-- Begin RECORDS FOR PROCESSING --

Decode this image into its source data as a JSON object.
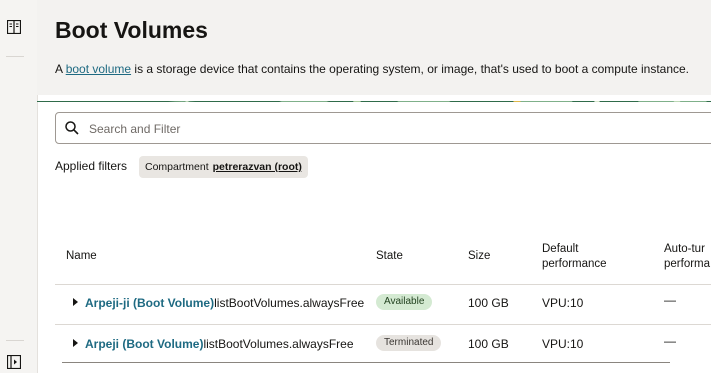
{
  "rail": {
    "top_icon": "panel-icon",
    "bottom_icon": "expand-panel-icon"
  },
  "page": {
    "title": "Boot Volumes",
    "desc_prefix": "A ",
    "desc_link": "boot volume",
    "desc_suffix": " is a storage device that contains the operating system, or image, that's used to boot a compute instance."
  },
  "search": {
    "placeholder": "Search and Filter",
    "value": ""
  },
  "filters": {
    "label": "Applied filters",
    "chip_key": "Compartment",
    "chip_value": "petrerazvan (root)"
  },
  "table": {
    "columns": {
      "name": "Name",
      "state": "State",
      "size": "Size",
      "default_perf_1": "Default",
      "default_perf_2": "performance",
      "autotune_1": "Auto-tur",
      "autotune_2": "performa"
    },
    "rows": [
      {
        "name_link": "Arpeji-ji (Boot Volume)",
        "name_suffix": "listBootVolumes.alwaysFree",
        "state": "Available",
        "size": "100 GB",
        "performance": "VPU:10",
        "autotune": "—"
      },
      {
        "name_link": "Arpeji (Boot Volume)",
        "name_suffix": "listBootVolumes.alwaysFree",
        "state": "Terminated",
        "size": "100 GB",
        "performance": "VPU:10",
        "autotune": "—"
      }
    ]
  },
  "colors": {
    "link": "#1e6a82",
    "available_badge": "#d4ead2",
    "terminated_badge": "#e6e3df",
    "banner_green": "#2f6b4a"
  }
}
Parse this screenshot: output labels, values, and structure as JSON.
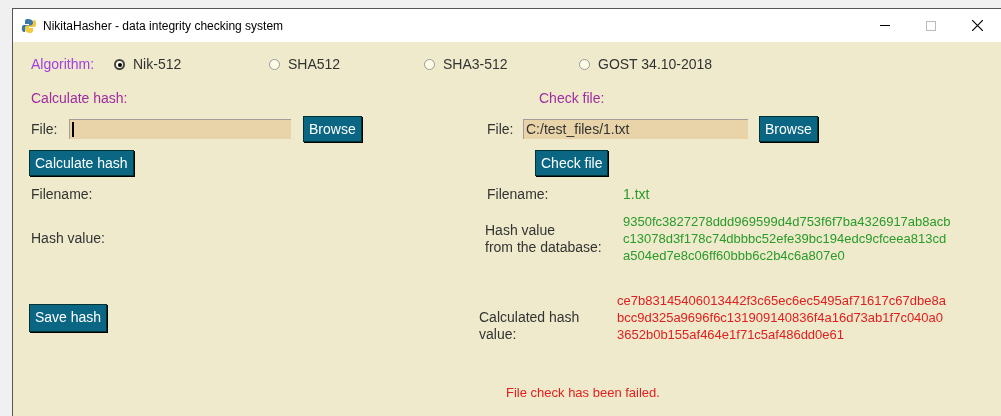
{
  "window": {
    "title": "NikitaHasher - data integrity checking system"
  },
  "algorithm": {
    "label": "Algorithm:",
    "options": [
      {
        "label": "Nik-512",
        "selected": true
      },
      {
        "label": "SHA512",
        "selected": false
      },
      {
        "label": "SHA3-512",
        "selected": false
      },
      {
        "label": "GOST 34.10-2018",
        "selected": false
      }
    ]
  },
  "calculate": {
    "heading": "Calculate hash:",
    "file_label": "File:",
    "browse_button": "Browse",
    "calculate_button": "Calculate hash",
    "filename_label": "Filename:",
    "hash_label": "Hash value:",
    "save_button": "Save hash"
  },
  "check": {
    "heading": "Check file:",
    "file_label": "File:",
    "file_value": "C:/test_files/1.txt",
    "browse_button": "Browse",
    "check_button": "Check file",
    "filename_label": "Filename:",
    "filename_value": "1.txt",
    "db_hash_label": [
      "Hash value",
      "from the database:"
    ],
    "db_hash_lines": [
      "9350fc3827278ddd969599d4d753f6f7ba4326917ab8acb",
      "c13078d3f178c74dbbbc52efe39bc194edc9cfceea813cd",
      "a504ed7e8c06ff60bbb6c2b4c6a807e0"
    ],
    "calc_hash_label": [
      "Calculated hash",
      "value:"
    ],
    "calc_hash_lines": [
      "ce7b83145406013442f3c65ec6ec5495af71617c67dbe8a",
      "bcc9d325a9696f6c131909140836f4a16d73ab1f7c040a0",
      "3652b0b155af464e1f71c5af486dd0e61"
    ]
  },
  "status": {
    "text": "File check has been failed.",
    "failed": true
  }
}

-- End RECORDS FOR PROCESSING --

## DIRECTIONS FOR THIS TASK
Return the listing above unchanged, apart from dropping its pictures.

## COMPLETE RESPONSE
Decode this image into its source data as a JSON object.
{
  "rail": {
    "top_icon": "panel-icon",
    "bottom_icon": "expand-panel-icon"
  },
  "page": {
    "title": "Boot Volumes",
    "desc_prefix": "A ",
    "desc_link": "boot volume",
    "desc_suffix": " is a storage device that contains the operating system, or image, that's used to boot a compute instance."
  },
  "search": {
    "placeholder": "Search and Filter",
    "value": ""
  },
  "filters": {
    "label": "Applied filters",
    "chip_key": "Compartment",
    "chip_value": "petrerazvan (root)"
  },
  "table": {
    "columns": {
      "name": "Name",
      "state": "State",
      "size": "Size",
      "default_perf_1": "Default",
      "default_perf_2": "performance",
      "autotune_1": "Auto-tur",
      "autotune_2": "performa"
    },
    "rows": [
      {
        "name_link": "Arpeji-ji (Boot Volume)",
        "name_suffix": "listBootVolumes.alwaysFree",
        "state": "Available",
        "size": "100 GB",
        "performance": "VPU:10",
        "autotune": "—"
      },
      {
        "name_link": "Arpeji (Boot Volume)",
        "name_suffix": "listBootVolumes.alwaysFree",
        "state": "Terminated",
        "size": "100 GB",
        "performance": "VPU:10",
        "autotune": "—"
      }
    ]
  },
  "colors": {
    "link": "#1e6a82",
    "available_badge": "#d4ead2",
    "terminated_badge": "#e6e3df",
    "banner_green": "#2f6b4a"
  }
}
Parse this screenshot: output labels, values, and structure as JSON.
{
  "window": {
    "title": "NikitaHasher - data integrity checking system"
  },
  "algorithm": {
    "label": "Algorithm:",
    "options": [
      {
        "label": "Nik-512",
        "selected": true
      },
      {
        "label": "SHA512",
        "selected": false
      },
      {
        "label": "SHA3-512",
        "selected": false
      },
      {
        "label": "GOST 34.10-2018",
        "selected": false
      }
    ]
  },
  "calculate": {
    "heading": "Calculate hash:",
    "file_label": "File:",
    "browse_button": "Browse",
    "calculate_button": "Calculate hash",
    "filename_label": "Filename:",
    "hash_label": "Hash value:",
    "save_button": "Save hash"
  },
  "check": {
    "heading": "Check file:",
    "file_label": "File:",
    "file_value": "C:/test_files/1.txt",
    "browse_button": "Browse",
    "check_button": "Check file",
    "filename_label": "Filename:",
    "filename_value": "1.txt",
    "db_hash_label": [
      "Hash value",
      "from the database:"
    ],
    "db_hash_lines": [
      "9350fc3827278ddd969599d4d753f6f7ba4326917ab8acb",
      "c13078d3f178c74dbbbc52efe39bc194edc9cfceea813cd",
      "a504ed7e8c06ff60bbb6c2b4c6a807e0"
    ],
    "calc_hash_label": [
      "Calculated hash",
      "value:"
    ],
    "calc_hash_lines": [
      "ce7b83145406013442f3c65ec6ec5495af71617c67dbe8a",
      "bcc9d325a9696f6c131909140836f4a16d73ab1f7c040a0",
      "3652b0b155af464e1f71c5af486dd0e61"
    ]
  },
  "status": {
    "text": "File check has been failed.",
    "failed": true
  }
}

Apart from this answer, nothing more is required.